▶ Extracted data entries:
******************************
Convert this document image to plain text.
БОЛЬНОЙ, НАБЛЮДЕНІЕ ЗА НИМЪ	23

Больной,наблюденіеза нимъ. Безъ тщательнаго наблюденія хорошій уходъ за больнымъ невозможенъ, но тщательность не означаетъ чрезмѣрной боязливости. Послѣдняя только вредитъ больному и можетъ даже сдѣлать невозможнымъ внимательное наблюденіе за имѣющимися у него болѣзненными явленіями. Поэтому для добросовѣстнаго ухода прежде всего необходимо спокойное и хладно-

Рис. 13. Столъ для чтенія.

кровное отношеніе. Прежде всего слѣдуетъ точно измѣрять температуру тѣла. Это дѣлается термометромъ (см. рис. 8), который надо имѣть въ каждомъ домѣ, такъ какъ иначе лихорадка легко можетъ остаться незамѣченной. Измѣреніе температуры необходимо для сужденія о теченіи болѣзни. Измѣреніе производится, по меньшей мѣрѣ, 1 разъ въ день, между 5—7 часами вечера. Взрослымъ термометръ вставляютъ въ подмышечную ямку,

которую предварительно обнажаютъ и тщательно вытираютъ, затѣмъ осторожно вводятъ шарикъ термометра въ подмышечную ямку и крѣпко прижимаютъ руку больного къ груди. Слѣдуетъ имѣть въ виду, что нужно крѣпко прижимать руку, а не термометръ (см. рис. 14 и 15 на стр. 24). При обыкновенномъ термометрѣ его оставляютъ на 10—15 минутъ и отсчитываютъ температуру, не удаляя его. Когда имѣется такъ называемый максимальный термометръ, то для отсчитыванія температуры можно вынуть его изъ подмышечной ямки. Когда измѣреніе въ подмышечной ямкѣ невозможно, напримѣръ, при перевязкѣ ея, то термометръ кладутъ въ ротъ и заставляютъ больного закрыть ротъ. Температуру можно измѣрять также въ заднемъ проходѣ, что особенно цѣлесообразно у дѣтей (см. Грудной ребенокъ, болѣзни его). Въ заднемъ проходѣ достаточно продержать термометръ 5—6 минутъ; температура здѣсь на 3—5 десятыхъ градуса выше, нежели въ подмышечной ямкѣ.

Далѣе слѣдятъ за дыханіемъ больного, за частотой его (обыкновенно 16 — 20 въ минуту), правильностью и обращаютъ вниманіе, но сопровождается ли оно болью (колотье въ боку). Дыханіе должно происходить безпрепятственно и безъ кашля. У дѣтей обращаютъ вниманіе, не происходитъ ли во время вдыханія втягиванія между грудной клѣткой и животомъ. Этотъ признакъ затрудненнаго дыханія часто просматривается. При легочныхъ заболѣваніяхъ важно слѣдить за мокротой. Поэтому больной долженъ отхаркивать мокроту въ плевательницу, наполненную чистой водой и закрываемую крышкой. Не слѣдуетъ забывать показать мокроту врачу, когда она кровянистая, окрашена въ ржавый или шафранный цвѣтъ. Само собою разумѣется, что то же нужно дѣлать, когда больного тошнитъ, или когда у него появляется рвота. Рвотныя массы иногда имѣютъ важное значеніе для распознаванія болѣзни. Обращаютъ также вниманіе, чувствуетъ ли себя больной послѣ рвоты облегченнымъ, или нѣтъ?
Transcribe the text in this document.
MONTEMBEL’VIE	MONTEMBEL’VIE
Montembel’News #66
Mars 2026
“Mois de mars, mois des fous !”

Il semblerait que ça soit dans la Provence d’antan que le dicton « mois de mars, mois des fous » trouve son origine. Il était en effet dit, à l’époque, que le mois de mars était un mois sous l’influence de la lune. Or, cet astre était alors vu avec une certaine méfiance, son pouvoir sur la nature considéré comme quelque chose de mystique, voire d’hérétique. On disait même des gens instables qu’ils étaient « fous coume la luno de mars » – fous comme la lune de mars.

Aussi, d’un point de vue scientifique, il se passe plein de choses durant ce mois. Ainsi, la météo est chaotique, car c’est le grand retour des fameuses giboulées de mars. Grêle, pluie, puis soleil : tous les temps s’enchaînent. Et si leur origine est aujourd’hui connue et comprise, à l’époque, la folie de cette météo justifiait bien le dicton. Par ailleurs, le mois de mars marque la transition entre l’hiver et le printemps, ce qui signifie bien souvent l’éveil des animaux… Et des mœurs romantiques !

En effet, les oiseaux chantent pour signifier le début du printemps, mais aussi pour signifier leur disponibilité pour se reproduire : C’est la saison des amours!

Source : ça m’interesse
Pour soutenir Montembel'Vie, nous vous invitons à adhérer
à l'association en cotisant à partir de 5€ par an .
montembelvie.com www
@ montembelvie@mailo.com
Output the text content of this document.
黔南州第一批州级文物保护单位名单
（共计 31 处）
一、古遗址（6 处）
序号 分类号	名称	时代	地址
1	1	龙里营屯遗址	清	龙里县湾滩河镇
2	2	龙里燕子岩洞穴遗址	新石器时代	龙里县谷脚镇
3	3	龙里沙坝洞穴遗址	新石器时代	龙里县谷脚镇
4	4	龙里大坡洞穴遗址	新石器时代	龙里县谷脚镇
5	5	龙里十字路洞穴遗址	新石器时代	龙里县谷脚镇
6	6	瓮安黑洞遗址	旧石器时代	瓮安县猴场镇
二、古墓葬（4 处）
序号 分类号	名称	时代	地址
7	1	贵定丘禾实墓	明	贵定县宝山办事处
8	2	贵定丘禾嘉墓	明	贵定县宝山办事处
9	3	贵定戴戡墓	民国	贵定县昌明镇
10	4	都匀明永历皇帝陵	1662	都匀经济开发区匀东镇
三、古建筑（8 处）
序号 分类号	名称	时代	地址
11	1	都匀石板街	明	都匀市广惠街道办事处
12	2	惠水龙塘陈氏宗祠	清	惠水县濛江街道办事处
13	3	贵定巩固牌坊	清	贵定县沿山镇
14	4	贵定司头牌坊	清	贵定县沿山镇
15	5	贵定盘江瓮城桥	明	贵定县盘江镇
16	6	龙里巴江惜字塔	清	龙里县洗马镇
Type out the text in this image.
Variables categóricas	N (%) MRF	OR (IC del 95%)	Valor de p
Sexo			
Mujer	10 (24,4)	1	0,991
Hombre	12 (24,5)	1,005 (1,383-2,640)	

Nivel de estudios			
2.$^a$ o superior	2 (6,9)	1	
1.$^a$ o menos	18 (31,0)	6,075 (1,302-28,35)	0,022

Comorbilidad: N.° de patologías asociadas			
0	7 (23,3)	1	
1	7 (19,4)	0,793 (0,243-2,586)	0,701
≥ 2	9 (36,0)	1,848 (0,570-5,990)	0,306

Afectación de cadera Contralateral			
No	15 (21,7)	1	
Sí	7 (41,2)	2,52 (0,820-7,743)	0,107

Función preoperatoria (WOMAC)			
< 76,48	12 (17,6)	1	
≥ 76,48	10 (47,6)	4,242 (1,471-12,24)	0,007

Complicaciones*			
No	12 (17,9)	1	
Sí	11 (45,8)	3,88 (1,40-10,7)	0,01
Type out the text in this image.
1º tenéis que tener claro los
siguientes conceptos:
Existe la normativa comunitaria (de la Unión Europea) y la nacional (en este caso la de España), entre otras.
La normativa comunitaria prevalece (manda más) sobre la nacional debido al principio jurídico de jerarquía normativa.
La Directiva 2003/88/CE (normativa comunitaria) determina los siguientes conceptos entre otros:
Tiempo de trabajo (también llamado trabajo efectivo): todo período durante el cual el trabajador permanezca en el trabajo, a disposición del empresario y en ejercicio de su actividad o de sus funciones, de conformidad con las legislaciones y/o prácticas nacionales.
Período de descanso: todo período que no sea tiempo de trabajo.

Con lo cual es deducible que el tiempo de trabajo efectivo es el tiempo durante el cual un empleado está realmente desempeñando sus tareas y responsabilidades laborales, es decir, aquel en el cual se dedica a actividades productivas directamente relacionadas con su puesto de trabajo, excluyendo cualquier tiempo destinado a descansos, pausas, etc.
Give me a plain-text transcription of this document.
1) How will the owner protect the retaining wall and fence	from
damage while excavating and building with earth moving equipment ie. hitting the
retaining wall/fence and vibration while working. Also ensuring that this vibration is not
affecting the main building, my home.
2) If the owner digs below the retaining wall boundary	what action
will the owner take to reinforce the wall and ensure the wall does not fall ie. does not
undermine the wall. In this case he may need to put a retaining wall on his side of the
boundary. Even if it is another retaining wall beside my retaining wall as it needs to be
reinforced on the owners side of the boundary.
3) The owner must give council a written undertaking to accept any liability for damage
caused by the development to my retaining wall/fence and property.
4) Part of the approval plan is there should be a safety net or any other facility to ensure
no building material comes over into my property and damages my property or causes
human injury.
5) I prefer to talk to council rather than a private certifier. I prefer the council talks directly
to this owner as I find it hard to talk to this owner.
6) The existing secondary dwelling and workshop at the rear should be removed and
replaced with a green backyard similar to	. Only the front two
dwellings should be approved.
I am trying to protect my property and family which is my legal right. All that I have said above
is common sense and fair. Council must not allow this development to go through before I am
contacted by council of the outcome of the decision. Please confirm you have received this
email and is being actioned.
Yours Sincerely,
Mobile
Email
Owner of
******************************
▶ TASK STATEMENT: Copy all lines above containing the string "building".

▶ COMPLETE ANSWER:
damage while excavating and building with earth moving equipment ie. hitting the
affecting the main building, my home.
no building material comes over into my property and damages my property or causes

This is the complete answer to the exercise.